[Stated goal]: Give every line below again, exactly.
_ _ _ _ _
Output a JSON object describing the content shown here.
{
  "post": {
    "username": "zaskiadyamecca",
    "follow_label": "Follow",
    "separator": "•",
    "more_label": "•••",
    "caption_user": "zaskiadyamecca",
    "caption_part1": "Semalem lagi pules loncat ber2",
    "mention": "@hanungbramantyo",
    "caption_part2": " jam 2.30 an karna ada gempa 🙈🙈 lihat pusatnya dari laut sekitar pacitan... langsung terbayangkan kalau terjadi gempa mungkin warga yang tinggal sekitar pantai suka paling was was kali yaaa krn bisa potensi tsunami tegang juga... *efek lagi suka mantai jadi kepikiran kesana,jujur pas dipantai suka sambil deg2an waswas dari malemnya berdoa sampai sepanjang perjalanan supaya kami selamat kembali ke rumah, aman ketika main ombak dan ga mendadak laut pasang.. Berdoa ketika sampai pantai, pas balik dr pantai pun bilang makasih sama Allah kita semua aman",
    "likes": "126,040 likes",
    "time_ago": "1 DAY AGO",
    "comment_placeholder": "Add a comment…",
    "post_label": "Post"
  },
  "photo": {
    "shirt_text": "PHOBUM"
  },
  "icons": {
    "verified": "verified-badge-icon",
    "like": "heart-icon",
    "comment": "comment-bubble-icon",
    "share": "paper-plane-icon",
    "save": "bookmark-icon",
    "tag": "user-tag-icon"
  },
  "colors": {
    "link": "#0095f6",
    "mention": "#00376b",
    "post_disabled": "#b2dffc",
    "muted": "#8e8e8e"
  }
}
_ _ _ _ _
[Exercise solution]:
Output a JSON object describing the content shown here.
{
  "post": {
    "username": "zaskiadyamecca",
    "follow_label": "Follow",
    "separator": "•",
    "more_label": "•••",
    "caption_user": "zaskiadyamecca",
    "caption_part1": "Semalem lagi pules loncat ber2",
    "mention": "@hanungbramantyo",
    "caption_part2": " jam 2.30 an karna ada gempa 🙈🙈 lihat pusatnya dari laut sekitar pacitan... langsung terbayangkan kalau terjadi gempa mungkin warga yang tinggal sekitar pantai suka paling was was kali yaaa krn bisa potensi tsunami tegang juga... *efek lagi suka mantai jadi kepikiran kesana,jujur pas dipantai suka sambil deg2an waswas dari malemnya berdoa sampai sepanjang perjalanan supaya kami selamat kembali ke rumah, aman ketika main ombak dan ga mendadak laut pasang.. Berdoa ketika sampai pantai, pas balik dr pantai pun bilang makasih sama Allah kita semua aman",
    "likes": "126,040 likes",
    "time_ago": "1 DAY AGO",
    "comment_placeholder": "Add a comment…",
    "post_label": "Post"
  },
  "photo": {
    "shirt_text": "PHOBUM"
  },
  "icons": {
    "verified": "verified-badge-icon",
    "like": "heart-icon",
    "comment": "comment-bubble-icon",
    "share": "paper-plane-icon",
    "save": "bookmark-icon",
    "tag": "user-tag-icon"
  },
  "colors": {
    "link": "#0095f6",
    "mention": "#00376b",
    "post_disabled": "#b2dffc",
    "muted": "#8e8e8e"
  }
}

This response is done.